[Objective] Count how many lines below contain the word "Estimate", then give that number alone.

===== Records for processing

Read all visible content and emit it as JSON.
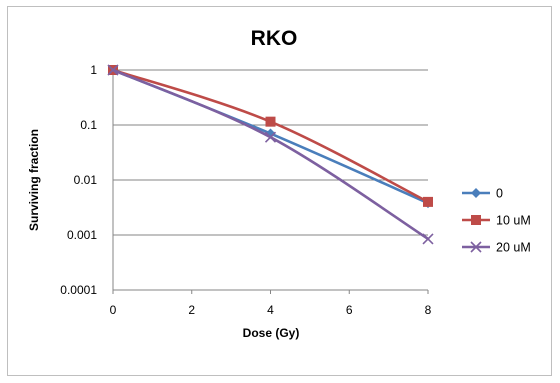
{
  "chart_data": {
    "type": "line",
    "title": "RKO",
    "xlabel": "Dose (Gy)",
    "ylabel": "Surviving fraction",
    "xlim": [
      0,
      8
    ],
    "ylim": [
      0.0001,
      1
    ],
    "yscale": "log",
    "x_ticks": [
      0,
      2,
      4,
      6,
      8
    ],
    "y_ticks": [
      1,
      0.1,
      0.01,
      0.001,
      0.0001
    ],
    "x_tick_labels": [
      "0",
      "2",
      "4",
      "6",
      "8"
    ],
    "y_tick_labels": [
      "1",
      "0.1",
      "0.01",
      "0.001",
      "0.0001"
    ],
    "grid": "horizontal major",
    "legend": "right",
    "x": [
      0,
      4,
      8
    ],
    "series": [
      {
        "name": "0",
        "values": [
          1,
          0.07,
          0.0038
        ],
        "color": "#4a7ebb",
        "marker": "diamond"
      },
      {
        "name": "10 uM",
        "values": [
          1,
          0.115,
          0.004
        ],
        "color": "#be4b48",
        "marker": "square"
      },
      {
        "name": "20 uM",
        "values": [
          1,
          0.06,
          0.00085
        ],
        "color": "#7d60a0",
        "marker": "x"
      }
    ]
  }
}
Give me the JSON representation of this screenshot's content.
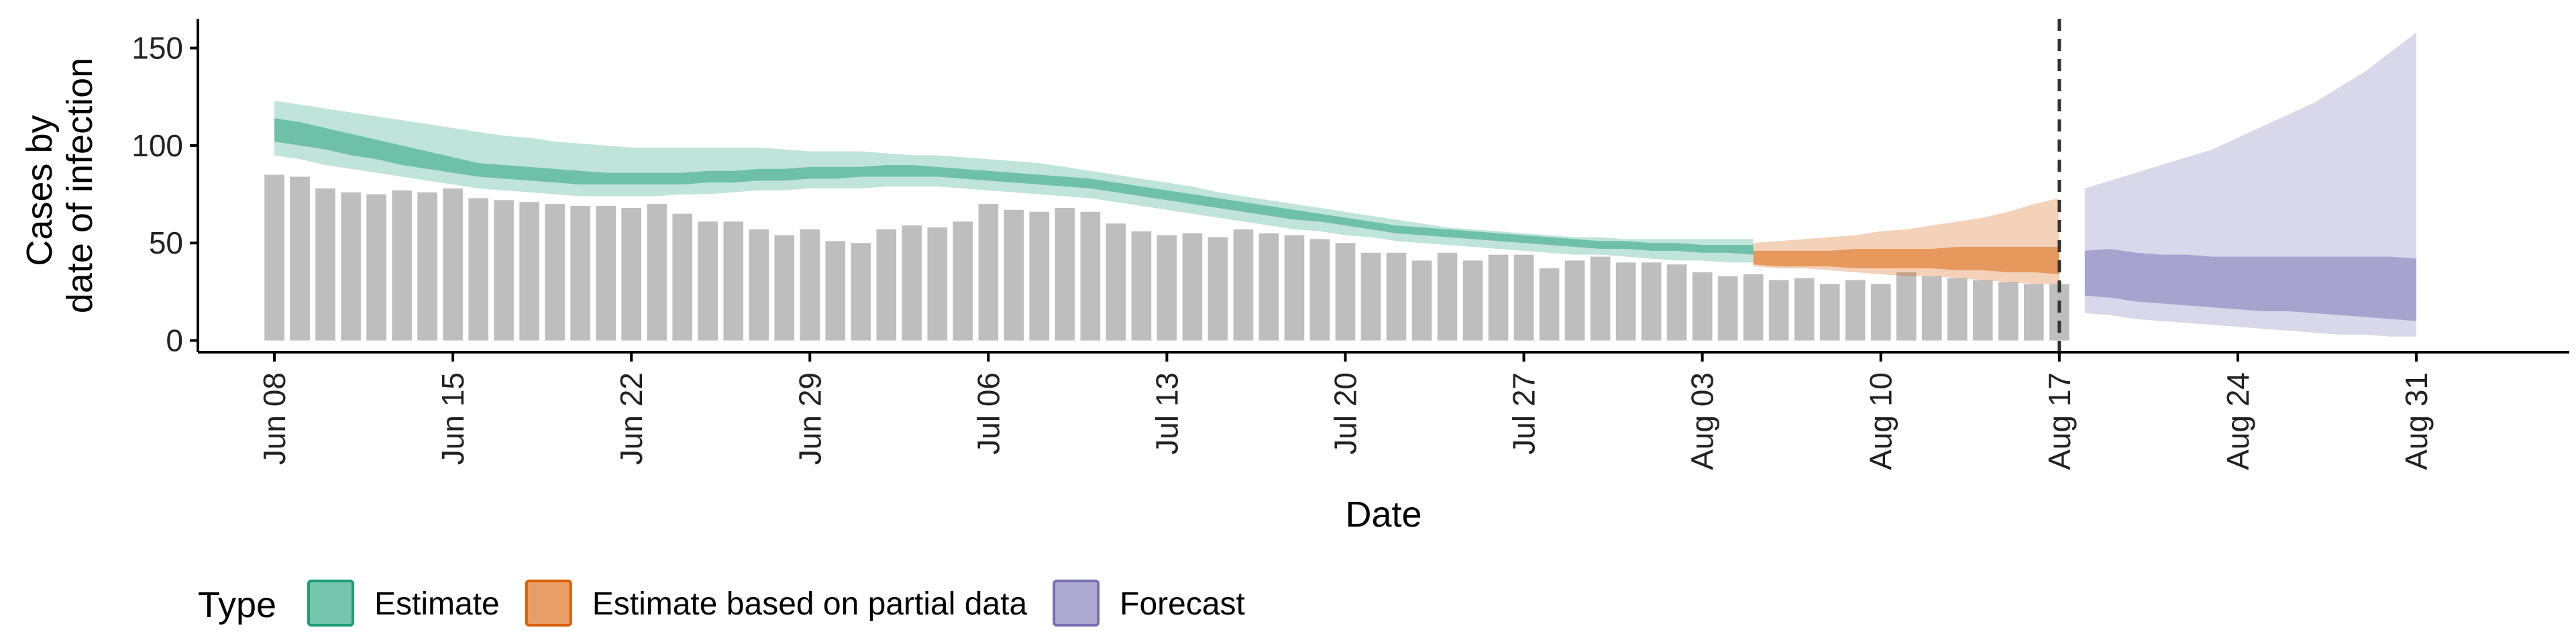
{
  "chart_data": {
    "type": "bar",
    "xlabel": "Date",
    "ylabel_lines": [
      "Cases by",
      "date of infection"
    ],
    "ylim": [
      -6,
      165
    ],
    "yticks": [
      0,
      50,
      100,
      150
    ],
    "x_range": [
      "2020-06-05",
      "2020-09-06"
    ],
    "xticks": [
      "Jun 08",
      "Jun 15",
      "Jun 22",
      "Jun 29",
      "Jul 06",
      "Jul 13",
      "Jul 20",
      "Jul 27",
      "Aug 03",
      "Aug 10",
      "Aug 17",
      "Aug 24",
      "Aug 31"
    ],
    "xtick_dates": [
      "2020-06-08",
      "2020-06-15",
      "2020-06-22",
      "2020-06-29",
      "2020-07-06",
      "2020-07-13",
      "2020-07-20",
      "2020-07-27",
      "2020-08-03",
      "2020-08-10",
      "2020-08-17",
      "2020-08-24",
      "2020-08-31"
    ],
    "forecast_start_line": "2020-08-17",
    "bars": {
      "start_date": "2020-06-08",
      "color": "#bebebe",
      "values": [
        85,
        84,
        78,
        76,
        75,
        77,
        76,
        78,
        73,
        72,
        71,
        70,
        69,
        69,
        68,
        70,
        65,
        61,
        61,
        57,
        54,
        57,
        51,
        50,
        57,
        59,
        58,
        61,
        70,
        67,
        66,
        68,
        66,
        60,
        56,
        54,
        55,
        53,
        57,
        55,
        54,
        52,
        50,
        45,
        45,
        41,
        45,
        41,
        44,
        44,
        37,
        41,
        43,
        40,
        40,
        39,
        35,
        33,
        34,
        31,
        32,
        29,
        31,
        29,
        35,
        33,
        32,
        31,
        30,
        29,
        29
      ]
    },
    "series": [
      {
        "name": "Estimate",
        "color": "#1b9e77",
        "start_date": "2020-06-08",
        "lower_90": [
          95,
          93,
          90,
          88,
          86,
          84,
          82,
          80,
          78,
          77,
          76,
          75,
          74,
          74,
          74,
          74,
          75,
          75,
          76,
          77,
          77,
          78,
          78,
          78,
          79,
          79,
          79,
          78,
          77,
          76,
          75,
          74,
          73,
          71,
          69,
          67,
          65,
          63,
          61,
          59,
          57,
          56,
          54,
          53,
          51,
          50,
          49,
          48,
          47,
          46,
          45,
          44,
          44,
          43,
          42,
          41,
          41,
          40,
          40
        ],
        "upper_90": [
          123,
          121,
          119,
          117,
          115,
          113,
          111,
          109,
          107,
          105,
          104,
          102,
          101,
          100,
          99,
          99,
          99,
          99,
          99,
          99,
          98,
          97,
          97,
          97,
          96,
          95,
          95,
          94,
          93,
          92,
          91,
          89,
          87,
          85,
          83,
          81,
          79,
          76,
          74,
          72,
          70,
          68,
          66,
          64,
          62,
          60,
          58,
          57,
          56,
          55,
          54,
          53,
          53,
          52,
          52,
          52,
          52,
          52,
          52
        ],
        "lower_50": [
          102,
          100,
          98,
          95,
          93,
          90,
          88,
          86,
          84,
          83,
          82,
          81,
          80,
          80,
          80,
          80,
          80,
          81,
          81,
          82,
          82,
          83,
          83,
          84,
          84,
          84,
          84,
          83,
          82,
          81,
          80,
          79,
          78,
          76,
          74,
          72,
          70,
          68,
          66,
          64,
          62,
          61,
          59,
          57,
          55,
          54,
          53,
          52,
          51,
          50,
          49,
          48,
          47,
          47,
          46,
          46,
          45,
          45,
          44
        ],
        "upper_50": [
          114,
          112,
          109,
          106,
          103,
          100,
          97,
          94,
          91,
          90,
          89,
          88,
          87,
          86,
          86,
          86,
          86,
          87,
          87,
          88,
          88,
          89,
          89,
          89,
          90,
          90,
          89,
          88,
          87,
          86,
          85,
          84,
          83,
          81,
          79,
          77,
          75,
          73,
          71,
          69,
          67,
          65,
          63,
          61,
          59,
          58,
          57,
          56,
          55,
          54,
          53,
          52,
          51,
          51,
          50,
          50,
          49,
          49,
          49
        ]
      },
      {
        "name": "Estimate based on partial data",
        "color": "#d95f02",
        "start_date": "2020-08-05",
        "lower_90": [
          38,
          37,
          37,
          36,
          35,
          34,
          33,
          33,
          32,
          31,
          30,
          29,
          29
        ],
        "upper_90": [
          50,
          51,
          52,
          53,
          54,
          56,
          57,
          59,
          61,
          63,
          66,
          70,
          73
        ],
        "lower_50": [
          39,
          38,
          38,
          38,
          37,
          37,
          37,
          37,
          36,
          36,
          35,
          35,
          34
        ],
        "upper_50": [
          46,
          46,
          46,
          46,
          47,
          47,
          47,
          47,
          48,
          48,
          48,
          48,
          48
        ]
      },
      {
        "name": "Forecast",
        "color": "#7570b3",
        "start_date": "2020-08-18",
        "lower_90": [
          14,
          13,
          11,
          10,
          9,
          8,
          7,
          6,
          5,
          4,
          3,
          3,
          2,
          2
        ],
        "upper_90": [
          78,
          82,
          86,
          90,
          94,
          98,
          104,
          110,
          116,
          122,
          130,
          138,
          148,
          158
        ],
        "lower_50": [
          23,
          22,
          20,
          19,
          18,
          17,
          16,
          15,
          15,
          14,
          13,
          12,
          11,
          10
        ],
        "upper_50": [
          46,
          47,
          45,
          44,
          44,
          43,
          43,
          43,
          43,
          43,
          43,
          43,
          43,
          42
        ]
      }
    ],
    "legend": {
      "title": "Type",
      "position": "bottom",
      "items": [
        "Estimate",
        "Estimate based on partial data",
        "Forecast"
      ]
    },
    "grid": false
  }
}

==========

[Exercise response] 4